• [What to produce] Reproduce the listing below line for line, changing nothing.

• [Supplied records]
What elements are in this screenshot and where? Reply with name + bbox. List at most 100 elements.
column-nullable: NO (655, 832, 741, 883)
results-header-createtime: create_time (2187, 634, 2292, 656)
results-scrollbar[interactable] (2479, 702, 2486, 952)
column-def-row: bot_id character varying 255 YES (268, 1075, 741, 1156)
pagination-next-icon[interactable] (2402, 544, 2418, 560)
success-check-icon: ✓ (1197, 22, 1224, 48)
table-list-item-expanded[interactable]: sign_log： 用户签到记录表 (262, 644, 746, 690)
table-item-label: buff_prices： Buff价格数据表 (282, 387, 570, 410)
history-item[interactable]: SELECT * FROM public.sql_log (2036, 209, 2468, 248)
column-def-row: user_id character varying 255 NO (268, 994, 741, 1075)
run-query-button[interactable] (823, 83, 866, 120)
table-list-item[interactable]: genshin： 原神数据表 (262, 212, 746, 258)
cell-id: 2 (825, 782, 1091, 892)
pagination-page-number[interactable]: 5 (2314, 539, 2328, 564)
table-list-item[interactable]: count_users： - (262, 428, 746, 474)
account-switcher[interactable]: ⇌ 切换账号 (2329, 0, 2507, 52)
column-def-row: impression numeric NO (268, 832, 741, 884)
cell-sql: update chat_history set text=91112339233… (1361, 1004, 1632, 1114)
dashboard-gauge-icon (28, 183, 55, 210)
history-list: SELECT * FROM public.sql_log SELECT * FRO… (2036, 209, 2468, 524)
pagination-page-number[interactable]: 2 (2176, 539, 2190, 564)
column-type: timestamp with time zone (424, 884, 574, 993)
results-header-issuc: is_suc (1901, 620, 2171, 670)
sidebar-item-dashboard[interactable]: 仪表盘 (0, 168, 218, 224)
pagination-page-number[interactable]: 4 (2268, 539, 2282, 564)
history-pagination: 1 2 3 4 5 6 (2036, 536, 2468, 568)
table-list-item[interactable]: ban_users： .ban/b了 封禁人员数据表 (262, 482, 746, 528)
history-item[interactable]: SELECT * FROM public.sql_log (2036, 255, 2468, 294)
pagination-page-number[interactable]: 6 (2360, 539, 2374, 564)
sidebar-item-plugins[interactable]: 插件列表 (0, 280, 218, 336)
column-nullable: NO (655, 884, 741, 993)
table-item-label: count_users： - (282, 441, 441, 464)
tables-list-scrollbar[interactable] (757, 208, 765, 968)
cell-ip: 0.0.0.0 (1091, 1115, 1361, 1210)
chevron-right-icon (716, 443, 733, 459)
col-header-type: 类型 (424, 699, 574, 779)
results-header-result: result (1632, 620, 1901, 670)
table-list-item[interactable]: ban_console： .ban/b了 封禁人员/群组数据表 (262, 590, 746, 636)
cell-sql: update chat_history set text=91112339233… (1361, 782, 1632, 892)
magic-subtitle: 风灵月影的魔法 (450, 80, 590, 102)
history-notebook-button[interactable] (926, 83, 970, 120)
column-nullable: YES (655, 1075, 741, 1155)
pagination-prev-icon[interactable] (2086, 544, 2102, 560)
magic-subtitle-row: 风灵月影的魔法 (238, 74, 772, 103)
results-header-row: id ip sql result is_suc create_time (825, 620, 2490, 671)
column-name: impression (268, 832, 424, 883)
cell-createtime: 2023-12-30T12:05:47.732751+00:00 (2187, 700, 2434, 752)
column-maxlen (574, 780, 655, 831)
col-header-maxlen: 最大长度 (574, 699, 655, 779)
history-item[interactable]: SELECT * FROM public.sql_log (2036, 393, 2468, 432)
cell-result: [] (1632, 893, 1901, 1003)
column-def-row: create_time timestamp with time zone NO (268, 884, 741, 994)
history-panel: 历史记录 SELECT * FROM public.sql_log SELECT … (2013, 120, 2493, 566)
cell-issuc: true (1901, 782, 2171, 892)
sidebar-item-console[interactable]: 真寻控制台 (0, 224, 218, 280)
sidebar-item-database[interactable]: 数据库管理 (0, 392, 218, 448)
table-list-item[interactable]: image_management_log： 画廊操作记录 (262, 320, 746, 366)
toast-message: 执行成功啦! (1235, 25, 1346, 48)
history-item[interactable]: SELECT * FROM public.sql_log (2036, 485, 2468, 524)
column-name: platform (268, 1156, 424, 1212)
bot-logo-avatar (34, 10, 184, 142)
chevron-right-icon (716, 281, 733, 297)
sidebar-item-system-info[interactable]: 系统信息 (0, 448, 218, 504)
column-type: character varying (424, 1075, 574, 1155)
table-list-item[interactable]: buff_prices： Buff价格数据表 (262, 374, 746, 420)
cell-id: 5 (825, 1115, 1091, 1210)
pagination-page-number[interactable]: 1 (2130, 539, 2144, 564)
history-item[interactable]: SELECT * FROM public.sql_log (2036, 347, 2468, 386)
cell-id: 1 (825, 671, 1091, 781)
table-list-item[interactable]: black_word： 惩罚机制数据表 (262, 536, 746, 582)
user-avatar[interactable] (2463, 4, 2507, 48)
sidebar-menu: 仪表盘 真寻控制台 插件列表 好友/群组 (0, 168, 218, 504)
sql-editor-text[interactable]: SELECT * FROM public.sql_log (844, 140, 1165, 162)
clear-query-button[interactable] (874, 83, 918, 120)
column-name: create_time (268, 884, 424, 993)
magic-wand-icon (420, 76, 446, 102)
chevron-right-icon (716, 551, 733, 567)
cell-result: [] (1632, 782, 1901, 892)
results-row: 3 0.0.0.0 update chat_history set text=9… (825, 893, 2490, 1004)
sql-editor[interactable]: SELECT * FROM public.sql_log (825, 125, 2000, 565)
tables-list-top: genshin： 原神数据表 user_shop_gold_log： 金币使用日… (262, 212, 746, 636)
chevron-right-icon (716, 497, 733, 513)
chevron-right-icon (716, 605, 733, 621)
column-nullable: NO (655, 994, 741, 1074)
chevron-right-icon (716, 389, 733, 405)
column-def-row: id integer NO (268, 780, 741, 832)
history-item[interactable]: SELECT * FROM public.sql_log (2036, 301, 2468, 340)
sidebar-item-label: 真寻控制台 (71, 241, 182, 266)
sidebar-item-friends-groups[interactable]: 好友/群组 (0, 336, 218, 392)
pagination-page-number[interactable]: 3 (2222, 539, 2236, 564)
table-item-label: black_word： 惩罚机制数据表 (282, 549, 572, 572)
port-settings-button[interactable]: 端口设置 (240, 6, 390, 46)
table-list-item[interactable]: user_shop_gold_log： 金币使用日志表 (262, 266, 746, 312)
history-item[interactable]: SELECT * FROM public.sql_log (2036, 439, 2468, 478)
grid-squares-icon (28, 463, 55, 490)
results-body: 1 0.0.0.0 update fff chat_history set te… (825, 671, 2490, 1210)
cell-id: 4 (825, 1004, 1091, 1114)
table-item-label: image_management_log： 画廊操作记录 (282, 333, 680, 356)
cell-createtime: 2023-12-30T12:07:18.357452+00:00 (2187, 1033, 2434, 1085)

• [Exercise answer]
What elements are in this screenshot and where? Reply with name + bbox. List at most 100 elements.
column-nullable: NO (655, 832, 741, 883)
results-header-createtime: create_time (2187, 634, 2292, 656)
results-scrollbar[interactable] (2479, 702, 2486, 952)
column-def-row: bot_id character varying 255 YES (268, 1075, 741, 1156)
pagination-next-icon[interactable] (2402, 544, 2418, 560)
success-check-icon: ✓ (1197, 22, 1224, 48)
table-list-item-expanded[interactable]: sign_log： 用户签到记录表 (262, 644, 746, 690)
table-item-label: buff_prices： Buff价格数据表 (282, 387, 570, 410)
history-item[interactable]: SELECT * FROM public.sql_log (2036, 209, 2468, 248)
column-def-row: user_id character varying 255 NO (268, 994, 741, 1075)
run-query-button[interactable] (823, 83, 866, 120)
table-list-item[interactable]: genshin： 原神数据表 (262, 212, 746, 258)
cell-id: 2 (825, 782, 1091, 892)
pagination-page-number[interactable]: 5 (2314, 539, 2328, 564)
table-list-item[interactable]: count_users： - (262, 428, 746, 474)
account-switcher[interactable]: ⇌ 切换账号 (2329, 0, 2507, 52)
column-def-row: impression numeric NO (268, 832, 741, 884)
cell-sql: update chat_history set text=91112339233… (1361, 1004, 1632, 1114)
dashboard-gauge-icon (28, 183, 55, 210)
history-list: SELECT * FROM public.sql_log SELECT * FRO… (2036, 209, 2468, 524)
pagination-page-number[interactable]: 2 (2176, 539, 2190, 564)
column-type: timestamp with time zone (424, 884, 574, 993)
results-header-issuc: is_suc (1901, 620, 2171, 670)
sidebar-item-dashboard[interactable]: 仪表盘 (0, 168, 218, 224)
pagination-page-number[interactable]: 4 (2268, 539, 2282, 564)
history-pagination: 1 2 3 4 5 6 (2036, 536, 2468, 568)
table-list-item[interactable]: ban_users： .ban/b了 封禁人员数据表 (262, 482, 746, 528)
history-item[interactable]: SELECT * FROM public.sql_log (2036, 255, 2468, 294)
pagination-page-number[interactable]: 6 (2360, 539, 2374, 564)
sidebar-item-plugins[interactable]: 插件列表 (0, 280, 218, 336)
column-nullable: NO (655, 884, 741, 993)
table-item-label: count_users： - (282, 441, 441, 464)
tables-list-scrollbar[interactable] (757, 208, 765, 968)
cell-ip: 0.0.0.0 (1091, 1115, 1361, 1210)
chevron-right-icon (716, 443, 733, 459)
col-header-type: 类型 (424, 699, 574, 779)
results-header-result: result (1632, 620, 1901, 670)
table-list-item[interactable]: ban_console： .ban/b了 封禁人员/群组数据表 (262, 590, 746, 636)
cell-sql: update chat_history set text=91112339233… (1361, 782, 1632, 892)
magic-subtitle: 风灵月影的魔法 (450, 80, 590, 102)
history-notebook-button[interactable] (926, 83, 970, 120)
column-nullable: YES (655, 1075, 741, 1155)
pagination-prev-icon[interactable] (2086, 544, 2102, 560)
magic-subtitle-row: 风灵月影的魔法 (238, 74, 772, 103)
results-header-row: id ip sql result is_suc create_time (825, 620, 2490, 671)
column-name: impression (268, 832, 424, 883)
cell-createtime: 2023-12-30T12:05:47.732751+00:00 (2187, 700, 2434, 752)
column-maxlen (574, 780, 655, 831)
col-header-maxlen: 最大长度 (574, 699, 655, 779)
history-item[interactable]: SELECT * FROM public.sql_log (2036, 393, 2468, 432)
cell-result: [] (1632, 893, 1901, 1003)
column-def-row: create_time timestamp with time zone NO (268, 884, 741, 994)
history-panel: 历史记录 SELECT * FROM public.sql_log SELECT … (2013, 120, 2493, 566)
cell-issuc: true (1901, 782, 2171, 892)
sidebar-item-console[interactable]: 真寻控制台 (0, 224, 218, 280)
sidebar-item-database[interactable]: 数据库管理 (0, 392, 218, 448)
table-list-item[interactable]: image_management_log： 画廊操作记录 (262, 320, 746, 366)
toast-message: 执行成功啦! (1235, 25, 1346, 48)
history-item[interactable]: SELECT * FROM public.sql_log (2036, 485, 2468, 524)
column-name: platform (268, 1156, 424, 1212)
bot-logo-avatar (34, 10, 184, 142)
chevron-right-icon (716, 281, 733, 297)
sidebar-item-system-info[interactable]: 系统信息 (0, 448, 218, 504)
column-type: character varying (424, 1075, 574, 1155)
table-list-item[interactable]: buff_prices： Buff价格数据表 (262, 374, 746, 420)
cell-id: 5 (825, 1115, 1091, 1210)
pagination-page-number[interactable]: 1 (2130, 539, 2144, 564)
history-item[interactable]: SELECT * FROM public.sql_log (2036, 347, 2468, 386)
cell-id: 1 (825, 671, 1091, 781)
table-list-item[interactable]: black_word： 惩罚机制数据表 (262, 536, 746, 582)
user-avatar[interactable] (2463, 4, 2507, 48)
sidebar-menu: 仪表盘 真寻控制台 插件列表 好友/群组 (0, 168, 218, 504)
sql-editor-text[interactable]: SELECT * FROM public.sql_log (844, 140, 1165, 162)
clear-query-button[interactable] (874, 83, 918, 120)
column-name: create_time (268, 884, 424, 993)
magic-wand-icon (420, 76, 446, 102)
chevron-right-icon (716, 551, 733, 567)
cell-result: [] (1632, 782, 1901, 892)
results-row: 3 0.0.0.0 update chat_history set text=9… (825, 893, 2490, 1004)
sql-editor[interactable]: SELECT * FROM public.sql_log (825, 125, 2000, 565)
tables-list-top: genshin： 原神数据表 user_shop_gold_log： 金币使用日… (262, 212, 746, 636)
chevron-right-icon (716, 497, 733, 513)
chevron-right-icon (716, 605, 733, 621)
column-nullable: NO (655, 994, 741, 1074)
chevron-right-icon (716, 389, 733, 405)
column-def-row: id integer NO (268, 780, 741, 832)
history-item[interactable]: SELECT * FROM public.sql_log (2036, 301, 2468, 340)
sidebar-item-label: 真寻控制台 (71, 241, 182, 266)
sidebar-item-friends-groups[interactable]: 好友/群组 (0, 336, 218, 392)
pagination-page-number[interactable]: 3 (2222, 539, 2236, 564)
table-item-label: black_word： 惩罚机制数据表 (282, 549, 572, 572)
port-settings-button[interactable]: 端口设置 (240, 6, 390, 46)
table-list-item[interactable]: user_shop_gold_log： 金币使用日志表 (262, 266, 746, 312)
history-item[interactable]: SELECT * FROM public.sql_log (2036, 439, 2468, 478)
grid-squares-icon (28, 463, 55, 490)
results-body: 1 0.0.0.0 update fff chat_history set te… (825, 671, 2490, 1210)
cell-id: 4 (825, 1004, 1091, 1114)
table-item-label: image_management_log： 画廊操作记录 (282, 333, 680, 356)
cell-createtime: 2023-12-30T12:07:18.357452+00:00 (2187, 1033, 2434, 1085)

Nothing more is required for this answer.